--- DATASET ROWS ---
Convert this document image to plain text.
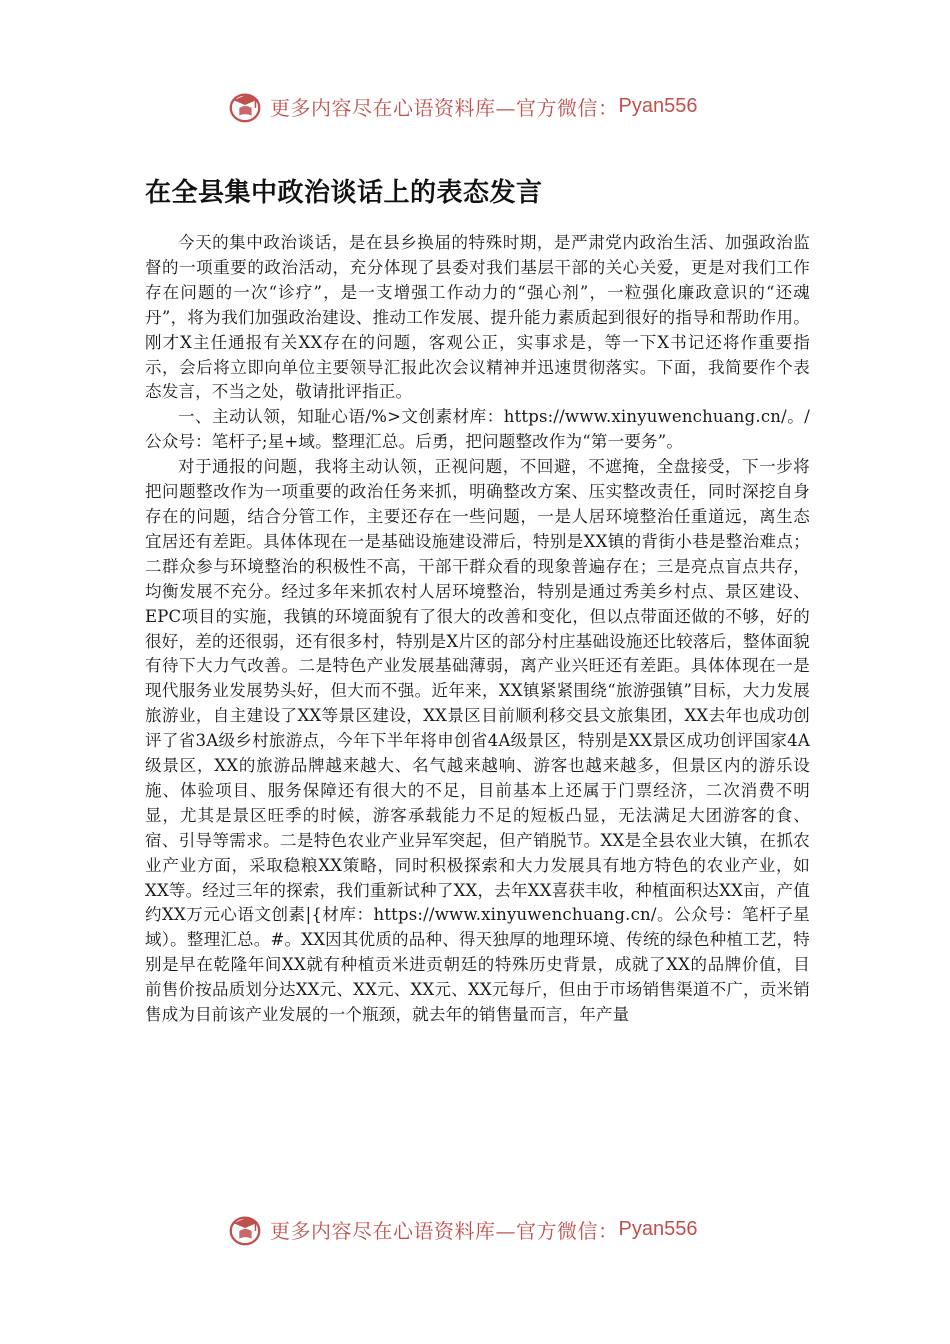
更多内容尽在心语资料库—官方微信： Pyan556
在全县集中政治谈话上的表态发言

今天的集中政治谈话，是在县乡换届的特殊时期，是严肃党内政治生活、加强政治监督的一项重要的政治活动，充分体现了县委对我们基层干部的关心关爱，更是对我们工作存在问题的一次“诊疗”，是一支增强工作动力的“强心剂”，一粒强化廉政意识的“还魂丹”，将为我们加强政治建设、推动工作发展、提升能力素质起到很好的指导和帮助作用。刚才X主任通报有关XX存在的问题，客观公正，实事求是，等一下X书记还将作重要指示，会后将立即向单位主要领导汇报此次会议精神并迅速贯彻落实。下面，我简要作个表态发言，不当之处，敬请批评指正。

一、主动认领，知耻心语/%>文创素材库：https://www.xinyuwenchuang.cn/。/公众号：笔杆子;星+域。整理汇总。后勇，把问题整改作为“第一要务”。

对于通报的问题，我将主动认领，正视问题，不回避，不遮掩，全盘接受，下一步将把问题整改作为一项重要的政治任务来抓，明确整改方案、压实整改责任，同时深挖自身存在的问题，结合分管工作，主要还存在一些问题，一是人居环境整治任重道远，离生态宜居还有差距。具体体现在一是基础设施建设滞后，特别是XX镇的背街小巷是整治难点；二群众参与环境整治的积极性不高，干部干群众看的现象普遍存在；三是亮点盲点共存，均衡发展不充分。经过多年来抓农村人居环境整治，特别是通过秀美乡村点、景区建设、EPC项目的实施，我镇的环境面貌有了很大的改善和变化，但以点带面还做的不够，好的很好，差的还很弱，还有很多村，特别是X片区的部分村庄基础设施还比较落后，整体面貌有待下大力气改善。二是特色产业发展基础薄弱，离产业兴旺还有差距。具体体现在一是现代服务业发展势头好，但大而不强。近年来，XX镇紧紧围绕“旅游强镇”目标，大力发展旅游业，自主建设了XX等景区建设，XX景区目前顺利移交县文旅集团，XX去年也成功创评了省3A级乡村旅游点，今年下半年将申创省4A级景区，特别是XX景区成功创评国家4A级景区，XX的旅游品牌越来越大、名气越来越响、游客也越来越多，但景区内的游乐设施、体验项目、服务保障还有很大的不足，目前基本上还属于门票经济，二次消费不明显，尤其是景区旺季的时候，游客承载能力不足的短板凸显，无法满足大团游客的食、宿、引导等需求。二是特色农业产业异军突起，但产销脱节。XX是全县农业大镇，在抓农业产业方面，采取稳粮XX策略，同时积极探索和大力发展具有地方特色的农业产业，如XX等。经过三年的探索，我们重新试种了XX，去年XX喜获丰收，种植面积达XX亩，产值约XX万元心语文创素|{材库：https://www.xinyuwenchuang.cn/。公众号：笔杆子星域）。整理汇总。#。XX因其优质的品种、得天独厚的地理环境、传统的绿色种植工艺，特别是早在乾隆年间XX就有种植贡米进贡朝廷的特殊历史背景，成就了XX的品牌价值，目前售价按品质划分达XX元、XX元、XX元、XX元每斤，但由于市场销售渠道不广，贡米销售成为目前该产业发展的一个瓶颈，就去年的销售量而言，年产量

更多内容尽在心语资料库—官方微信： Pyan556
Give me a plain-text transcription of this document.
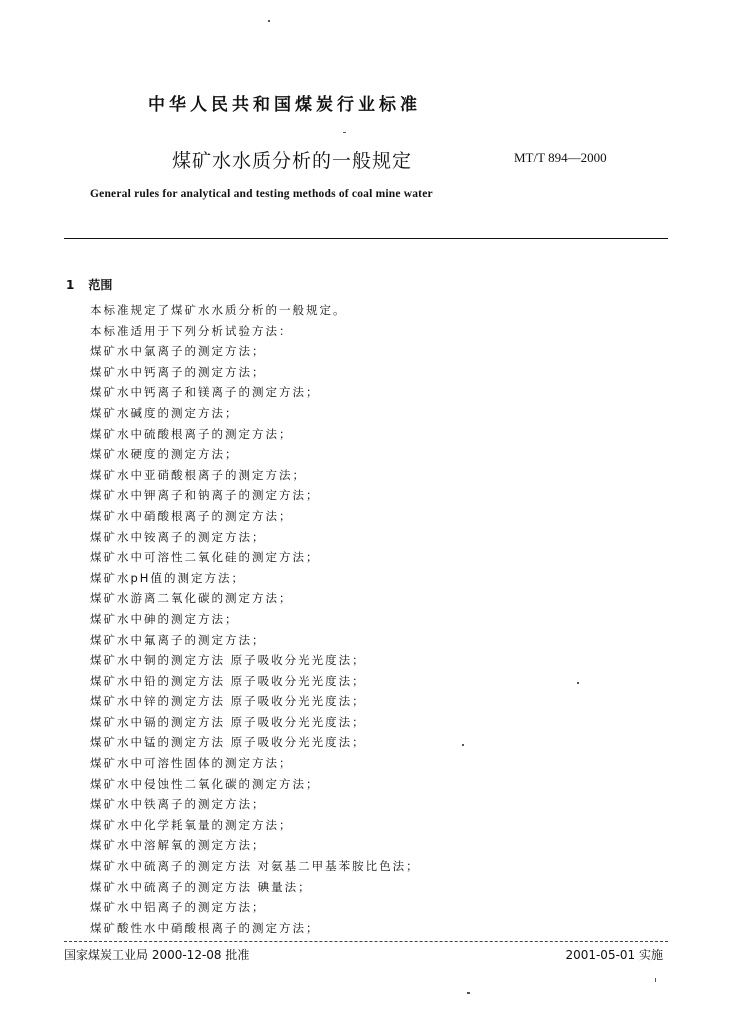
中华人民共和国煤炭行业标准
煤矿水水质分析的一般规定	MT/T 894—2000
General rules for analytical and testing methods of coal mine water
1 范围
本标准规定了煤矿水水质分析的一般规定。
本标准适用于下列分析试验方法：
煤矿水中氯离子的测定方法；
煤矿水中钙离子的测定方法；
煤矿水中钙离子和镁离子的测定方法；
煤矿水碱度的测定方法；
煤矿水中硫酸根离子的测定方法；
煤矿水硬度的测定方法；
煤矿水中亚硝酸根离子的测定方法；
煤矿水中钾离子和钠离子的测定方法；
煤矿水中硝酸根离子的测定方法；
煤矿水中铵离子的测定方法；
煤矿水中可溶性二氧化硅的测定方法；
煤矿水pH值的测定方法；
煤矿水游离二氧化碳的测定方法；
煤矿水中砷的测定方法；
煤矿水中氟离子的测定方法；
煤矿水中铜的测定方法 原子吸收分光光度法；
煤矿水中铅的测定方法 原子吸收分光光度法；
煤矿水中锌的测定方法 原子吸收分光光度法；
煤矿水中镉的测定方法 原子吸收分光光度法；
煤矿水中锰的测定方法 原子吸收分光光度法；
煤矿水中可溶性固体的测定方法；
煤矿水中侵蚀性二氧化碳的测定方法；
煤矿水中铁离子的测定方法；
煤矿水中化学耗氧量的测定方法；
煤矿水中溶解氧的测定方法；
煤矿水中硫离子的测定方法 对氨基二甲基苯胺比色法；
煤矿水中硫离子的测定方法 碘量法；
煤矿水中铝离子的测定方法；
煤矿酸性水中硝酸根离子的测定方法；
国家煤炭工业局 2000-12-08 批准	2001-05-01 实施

==

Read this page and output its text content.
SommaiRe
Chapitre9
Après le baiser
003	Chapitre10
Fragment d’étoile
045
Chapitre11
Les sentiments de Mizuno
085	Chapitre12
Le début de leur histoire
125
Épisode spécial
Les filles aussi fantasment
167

--- WRITTEN INSTRUCTION ---
Count the lines that hold the string "原子吸收分光光度法" and state that number alone.

--- TASK RESULT ---
5